• [Figure collection entries]
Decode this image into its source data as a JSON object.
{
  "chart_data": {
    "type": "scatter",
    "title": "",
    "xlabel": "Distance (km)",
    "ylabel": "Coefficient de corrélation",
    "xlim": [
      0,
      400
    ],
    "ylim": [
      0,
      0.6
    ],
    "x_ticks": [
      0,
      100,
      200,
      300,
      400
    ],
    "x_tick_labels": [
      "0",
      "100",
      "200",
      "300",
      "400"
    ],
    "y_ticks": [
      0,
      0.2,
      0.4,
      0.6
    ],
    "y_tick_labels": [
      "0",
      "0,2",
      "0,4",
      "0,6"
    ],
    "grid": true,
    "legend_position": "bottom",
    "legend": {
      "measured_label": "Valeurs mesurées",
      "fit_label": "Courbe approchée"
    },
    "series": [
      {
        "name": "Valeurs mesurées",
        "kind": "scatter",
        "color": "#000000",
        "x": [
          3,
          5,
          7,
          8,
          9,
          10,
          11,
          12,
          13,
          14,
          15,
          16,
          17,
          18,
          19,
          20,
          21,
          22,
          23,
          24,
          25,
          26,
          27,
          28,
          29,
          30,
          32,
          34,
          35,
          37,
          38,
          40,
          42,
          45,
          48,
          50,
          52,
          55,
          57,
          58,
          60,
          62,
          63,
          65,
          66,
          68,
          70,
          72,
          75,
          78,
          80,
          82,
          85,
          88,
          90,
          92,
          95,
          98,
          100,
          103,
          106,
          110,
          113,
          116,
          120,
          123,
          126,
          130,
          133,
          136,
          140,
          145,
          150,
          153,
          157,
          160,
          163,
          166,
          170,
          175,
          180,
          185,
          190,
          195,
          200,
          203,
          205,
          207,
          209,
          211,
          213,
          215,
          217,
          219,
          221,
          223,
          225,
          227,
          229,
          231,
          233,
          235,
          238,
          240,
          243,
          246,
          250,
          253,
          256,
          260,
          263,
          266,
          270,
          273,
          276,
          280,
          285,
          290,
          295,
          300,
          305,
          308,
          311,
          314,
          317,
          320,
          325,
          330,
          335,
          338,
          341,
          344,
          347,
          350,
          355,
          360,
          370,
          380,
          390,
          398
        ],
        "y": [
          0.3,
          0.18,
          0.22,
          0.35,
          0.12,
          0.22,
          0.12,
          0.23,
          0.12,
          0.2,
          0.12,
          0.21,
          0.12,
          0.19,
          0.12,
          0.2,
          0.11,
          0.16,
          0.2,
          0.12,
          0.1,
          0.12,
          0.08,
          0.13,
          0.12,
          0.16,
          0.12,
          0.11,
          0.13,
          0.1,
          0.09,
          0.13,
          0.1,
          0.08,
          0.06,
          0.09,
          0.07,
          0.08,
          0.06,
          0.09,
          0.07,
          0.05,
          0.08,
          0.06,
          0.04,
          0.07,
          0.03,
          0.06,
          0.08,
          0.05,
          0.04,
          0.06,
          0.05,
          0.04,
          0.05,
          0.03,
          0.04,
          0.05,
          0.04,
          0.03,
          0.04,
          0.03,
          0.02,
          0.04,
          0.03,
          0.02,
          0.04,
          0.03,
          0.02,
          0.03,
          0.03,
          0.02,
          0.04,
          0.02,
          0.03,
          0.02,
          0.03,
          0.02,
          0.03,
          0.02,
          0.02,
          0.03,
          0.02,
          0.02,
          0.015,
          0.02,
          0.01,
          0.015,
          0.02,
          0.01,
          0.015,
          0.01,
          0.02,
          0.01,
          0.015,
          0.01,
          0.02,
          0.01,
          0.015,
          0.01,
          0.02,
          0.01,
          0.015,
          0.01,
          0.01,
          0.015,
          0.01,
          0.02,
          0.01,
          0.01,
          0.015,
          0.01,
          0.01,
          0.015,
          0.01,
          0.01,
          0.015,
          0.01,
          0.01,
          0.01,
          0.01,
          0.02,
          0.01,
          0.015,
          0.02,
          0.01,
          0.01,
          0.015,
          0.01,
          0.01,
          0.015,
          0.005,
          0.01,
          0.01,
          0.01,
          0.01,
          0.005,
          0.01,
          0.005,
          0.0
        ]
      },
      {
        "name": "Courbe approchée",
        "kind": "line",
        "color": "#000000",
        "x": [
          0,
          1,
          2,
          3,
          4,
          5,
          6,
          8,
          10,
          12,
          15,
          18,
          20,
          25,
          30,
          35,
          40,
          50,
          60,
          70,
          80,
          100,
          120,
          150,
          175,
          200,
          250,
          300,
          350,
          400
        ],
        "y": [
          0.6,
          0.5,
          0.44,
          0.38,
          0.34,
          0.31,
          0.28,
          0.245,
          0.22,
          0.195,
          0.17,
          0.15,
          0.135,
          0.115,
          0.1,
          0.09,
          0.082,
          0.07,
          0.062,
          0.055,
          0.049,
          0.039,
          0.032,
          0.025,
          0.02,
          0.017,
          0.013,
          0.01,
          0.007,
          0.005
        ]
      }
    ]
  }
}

• [Your task] Each line holding "approchée" must be found and copied.

• [Response to this task]
      "fit_label": "Courbe approchée"
        "name": "Courbe approchée",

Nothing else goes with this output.